(Records excerpted from a collection)

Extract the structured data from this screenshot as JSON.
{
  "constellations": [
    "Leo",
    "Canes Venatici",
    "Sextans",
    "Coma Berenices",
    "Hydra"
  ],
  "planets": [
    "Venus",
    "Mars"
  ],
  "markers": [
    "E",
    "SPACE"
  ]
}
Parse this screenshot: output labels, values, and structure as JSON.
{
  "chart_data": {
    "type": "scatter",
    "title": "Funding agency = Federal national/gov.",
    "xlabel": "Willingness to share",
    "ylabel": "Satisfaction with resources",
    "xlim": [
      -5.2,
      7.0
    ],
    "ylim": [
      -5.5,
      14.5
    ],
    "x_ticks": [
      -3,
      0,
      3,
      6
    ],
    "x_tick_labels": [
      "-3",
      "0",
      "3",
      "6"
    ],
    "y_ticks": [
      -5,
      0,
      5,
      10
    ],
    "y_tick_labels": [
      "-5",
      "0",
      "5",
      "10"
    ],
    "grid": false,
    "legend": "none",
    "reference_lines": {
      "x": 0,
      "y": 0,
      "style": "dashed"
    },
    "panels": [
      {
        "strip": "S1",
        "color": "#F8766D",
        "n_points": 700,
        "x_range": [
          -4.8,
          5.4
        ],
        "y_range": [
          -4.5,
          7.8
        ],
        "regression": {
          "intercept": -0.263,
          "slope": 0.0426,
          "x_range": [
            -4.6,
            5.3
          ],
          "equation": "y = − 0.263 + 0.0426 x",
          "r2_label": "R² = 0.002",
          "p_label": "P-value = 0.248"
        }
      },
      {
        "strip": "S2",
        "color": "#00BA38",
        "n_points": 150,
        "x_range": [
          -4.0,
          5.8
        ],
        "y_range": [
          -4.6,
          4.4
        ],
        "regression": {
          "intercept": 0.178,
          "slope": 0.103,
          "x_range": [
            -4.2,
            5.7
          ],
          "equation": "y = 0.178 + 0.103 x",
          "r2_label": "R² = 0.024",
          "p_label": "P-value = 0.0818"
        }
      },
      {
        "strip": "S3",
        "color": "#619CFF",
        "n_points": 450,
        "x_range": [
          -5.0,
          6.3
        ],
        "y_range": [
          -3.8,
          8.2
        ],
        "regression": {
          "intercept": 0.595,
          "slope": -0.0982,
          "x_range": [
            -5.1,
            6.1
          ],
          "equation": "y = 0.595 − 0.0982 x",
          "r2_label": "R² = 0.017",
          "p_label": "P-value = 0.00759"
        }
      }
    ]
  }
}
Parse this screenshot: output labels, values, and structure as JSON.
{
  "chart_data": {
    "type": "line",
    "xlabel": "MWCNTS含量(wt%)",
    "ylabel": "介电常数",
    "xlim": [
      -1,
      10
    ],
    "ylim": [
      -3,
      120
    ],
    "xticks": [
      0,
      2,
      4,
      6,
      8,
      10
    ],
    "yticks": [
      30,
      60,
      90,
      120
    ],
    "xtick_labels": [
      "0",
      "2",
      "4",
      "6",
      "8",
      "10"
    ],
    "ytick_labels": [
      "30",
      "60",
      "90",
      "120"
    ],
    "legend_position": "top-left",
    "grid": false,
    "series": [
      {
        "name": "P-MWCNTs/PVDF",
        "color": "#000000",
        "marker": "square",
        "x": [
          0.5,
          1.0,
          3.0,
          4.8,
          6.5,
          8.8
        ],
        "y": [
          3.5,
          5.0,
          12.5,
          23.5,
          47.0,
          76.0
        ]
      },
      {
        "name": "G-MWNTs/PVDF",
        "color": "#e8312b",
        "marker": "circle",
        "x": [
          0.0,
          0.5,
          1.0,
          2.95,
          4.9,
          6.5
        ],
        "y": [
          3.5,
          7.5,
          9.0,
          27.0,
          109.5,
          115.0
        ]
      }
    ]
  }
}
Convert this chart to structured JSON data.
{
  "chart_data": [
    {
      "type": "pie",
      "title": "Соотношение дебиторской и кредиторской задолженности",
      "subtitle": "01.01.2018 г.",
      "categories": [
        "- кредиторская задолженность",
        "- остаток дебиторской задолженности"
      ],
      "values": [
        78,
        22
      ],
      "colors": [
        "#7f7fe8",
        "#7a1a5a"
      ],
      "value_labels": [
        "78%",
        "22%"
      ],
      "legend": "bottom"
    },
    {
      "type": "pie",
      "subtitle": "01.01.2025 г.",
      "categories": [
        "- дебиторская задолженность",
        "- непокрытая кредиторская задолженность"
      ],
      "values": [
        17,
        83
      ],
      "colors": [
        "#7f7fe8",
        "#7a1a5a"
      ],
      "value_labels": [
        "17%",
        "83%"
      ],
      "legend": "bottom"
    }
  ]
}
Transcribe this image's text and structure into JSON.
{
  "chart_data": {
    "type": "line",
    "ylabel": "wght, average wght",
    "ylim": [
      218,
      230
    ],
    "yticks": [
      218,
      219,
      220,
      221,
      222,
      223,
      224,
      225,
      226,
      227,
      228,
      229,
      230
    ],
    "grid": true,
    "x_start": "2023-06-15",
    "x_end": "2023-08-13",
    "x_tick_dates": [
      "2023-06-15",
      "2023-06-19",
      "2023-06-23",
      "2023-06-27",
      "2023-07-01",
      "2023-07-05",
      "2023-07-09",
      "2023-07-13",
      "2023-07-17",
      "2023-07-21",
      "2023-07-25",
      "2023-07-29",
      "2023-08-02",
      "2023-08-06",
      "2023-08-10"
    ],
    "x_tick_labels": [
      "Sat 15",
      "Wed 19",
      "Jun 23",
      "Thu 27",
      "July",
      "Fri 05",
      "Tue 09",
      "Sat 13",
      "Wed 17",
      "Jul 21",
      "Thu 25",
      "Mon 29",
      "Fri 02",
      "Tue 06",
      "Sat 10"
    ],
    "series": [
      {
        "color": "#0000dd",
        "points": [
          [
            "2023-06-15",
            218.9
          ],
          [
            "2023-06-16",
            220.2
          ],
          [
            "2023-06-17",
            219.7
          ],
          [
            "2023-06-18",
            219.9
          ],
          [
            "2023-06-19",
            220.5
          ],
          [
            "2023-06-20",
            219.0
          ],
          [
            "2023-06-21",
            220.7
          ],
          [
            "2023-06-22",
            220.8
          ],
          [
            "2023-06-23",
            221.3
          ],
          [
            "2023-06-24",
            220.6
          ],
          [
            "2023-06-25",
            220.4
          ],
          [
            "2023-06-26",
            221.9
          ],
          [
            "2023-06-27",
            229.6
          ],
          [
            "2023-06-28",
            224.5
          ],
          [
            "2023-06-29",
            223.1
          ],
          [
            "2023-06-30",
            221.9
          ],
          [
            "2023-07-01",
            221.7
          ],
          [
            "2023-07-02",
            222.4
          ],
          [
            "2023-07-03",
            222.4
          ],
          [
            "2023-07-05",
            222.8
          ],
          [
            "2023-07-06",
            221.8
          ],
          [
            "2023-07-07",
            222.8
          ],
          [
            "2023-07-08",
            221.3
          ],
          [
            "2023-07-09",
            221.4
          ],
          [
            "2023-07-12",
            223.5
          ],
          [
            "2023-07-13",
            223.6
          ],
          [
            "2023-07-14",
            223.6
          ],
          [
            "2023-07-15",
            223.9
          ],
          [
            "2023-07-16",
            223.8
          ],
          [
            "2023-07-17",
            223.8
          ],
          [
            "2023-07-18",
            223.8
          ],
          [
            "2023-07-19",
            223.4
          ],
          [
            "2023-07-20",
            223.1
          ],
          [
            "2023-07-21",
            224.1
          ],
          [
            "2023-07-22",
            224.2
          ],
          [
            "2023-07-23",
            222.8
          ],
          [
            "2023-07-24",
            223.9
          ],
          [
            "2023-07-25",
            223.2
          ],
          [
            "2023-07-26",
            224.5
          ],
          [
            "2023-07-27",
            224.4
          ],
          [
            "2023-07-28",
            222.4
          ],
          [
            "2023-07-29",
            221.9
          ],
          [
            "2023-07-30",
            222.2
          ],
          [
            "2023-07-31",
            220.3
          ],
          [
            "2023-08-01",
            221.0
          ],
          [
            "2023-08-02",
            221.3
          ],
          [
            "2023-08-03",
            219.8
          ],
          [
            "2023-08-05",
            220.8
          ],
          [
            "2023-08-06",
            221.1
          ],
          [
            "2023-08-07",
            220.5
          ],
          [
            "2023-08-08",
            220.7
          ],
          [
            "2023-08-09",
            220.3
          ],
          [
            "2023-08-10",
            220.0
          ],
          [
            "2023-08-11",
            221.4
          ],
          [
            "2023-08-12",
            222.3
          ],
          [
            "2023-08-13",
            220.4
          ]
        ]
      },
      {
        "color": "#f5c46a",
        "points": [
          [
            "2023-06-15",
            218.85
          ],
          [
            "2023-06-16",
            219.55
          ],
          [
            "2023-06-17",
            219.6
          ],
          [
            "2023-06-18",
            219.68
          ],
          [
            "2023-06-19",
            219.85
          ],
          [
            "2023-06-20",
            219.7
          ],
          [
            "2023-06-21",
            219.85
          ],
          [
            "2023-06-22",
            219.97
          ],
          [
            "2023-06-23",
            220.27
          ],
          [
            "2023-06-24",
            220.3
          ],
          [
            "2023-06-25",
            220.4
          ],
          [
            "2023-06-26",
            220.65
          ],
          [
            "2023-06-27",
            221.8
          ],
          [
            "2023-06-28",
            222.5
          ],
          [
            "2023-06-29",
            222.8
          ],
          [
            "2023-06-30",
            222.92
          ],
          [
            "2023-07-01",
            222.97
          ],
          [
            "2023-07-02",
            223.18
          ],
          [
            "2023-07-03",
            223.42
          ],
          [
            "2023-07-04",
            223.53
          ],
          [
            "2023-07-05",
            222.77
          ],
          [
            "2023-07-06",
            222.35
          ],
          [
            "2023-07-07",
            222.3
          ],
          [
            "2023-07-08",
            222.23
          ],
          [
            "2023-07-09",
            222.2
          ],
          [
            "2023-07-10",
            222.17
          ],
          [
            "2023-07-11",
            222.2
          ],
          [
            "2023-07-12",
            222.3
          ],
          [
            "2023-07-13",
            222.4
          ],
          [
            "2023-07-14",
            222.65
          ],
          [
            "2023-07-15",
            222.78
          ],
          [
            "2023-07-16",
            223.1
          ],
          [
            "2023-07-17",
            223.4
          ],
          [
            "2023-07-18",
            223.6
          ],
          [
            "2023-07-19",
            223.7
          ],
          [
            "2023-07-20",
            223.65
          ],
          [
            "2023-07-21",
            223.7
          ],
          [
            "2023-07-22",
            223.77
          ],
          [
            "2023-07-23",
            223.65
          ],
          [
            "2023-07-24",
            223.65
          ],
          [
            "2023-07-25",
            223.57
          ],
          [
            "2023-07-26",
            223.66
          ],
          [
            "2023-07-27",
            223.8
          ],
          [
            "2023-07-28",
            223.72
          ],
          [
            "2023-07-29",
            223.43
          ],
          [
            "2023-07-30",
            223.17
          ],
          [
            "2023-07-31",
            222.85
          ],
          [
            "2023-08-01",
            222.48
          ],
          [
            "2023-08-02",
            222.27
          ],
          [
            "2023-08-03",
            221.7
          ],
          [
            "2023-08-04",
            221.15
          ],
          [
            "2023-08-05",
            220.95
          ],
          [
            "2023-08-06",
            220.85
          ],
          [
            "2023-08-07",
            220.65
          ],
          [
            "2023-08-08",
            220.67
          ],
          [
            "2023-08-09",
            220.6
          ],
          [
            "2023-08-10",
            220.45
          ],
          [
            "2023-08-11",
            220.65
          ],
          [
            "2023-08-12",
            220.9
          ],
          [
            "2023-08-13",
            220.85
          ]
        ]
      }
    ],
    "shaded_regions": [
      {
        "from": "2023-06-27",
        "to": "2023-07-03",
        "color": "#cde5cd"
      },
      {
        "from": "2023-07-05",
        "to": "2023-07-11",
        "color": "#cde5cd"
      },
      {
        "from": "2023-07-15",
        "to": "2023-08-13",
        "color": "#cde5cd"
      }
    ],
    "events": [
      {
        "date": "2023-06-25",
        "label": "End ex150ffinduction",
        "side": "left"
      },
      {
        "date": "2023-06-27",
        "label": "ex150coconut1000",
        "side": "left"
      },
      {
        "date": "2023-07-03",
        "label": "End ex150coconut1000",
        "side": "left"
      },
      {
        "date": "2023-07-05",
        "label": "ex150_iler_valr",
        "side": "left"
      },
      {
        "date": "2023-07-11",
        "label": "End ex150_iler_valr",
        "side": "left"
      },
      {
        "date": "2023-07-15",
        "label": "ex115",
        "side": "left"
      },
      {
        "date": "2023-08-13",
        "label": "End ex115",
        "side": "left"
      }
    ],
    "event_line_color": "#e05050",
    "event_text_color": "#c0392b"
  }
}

▶ What you will do
Every line containing the string "задолженность" must be listed.

▶ Worked solution
        "- кредиторская задолженность",
        "- дебиторская задолженность",
        "- непокрытая кредиторская задолженность"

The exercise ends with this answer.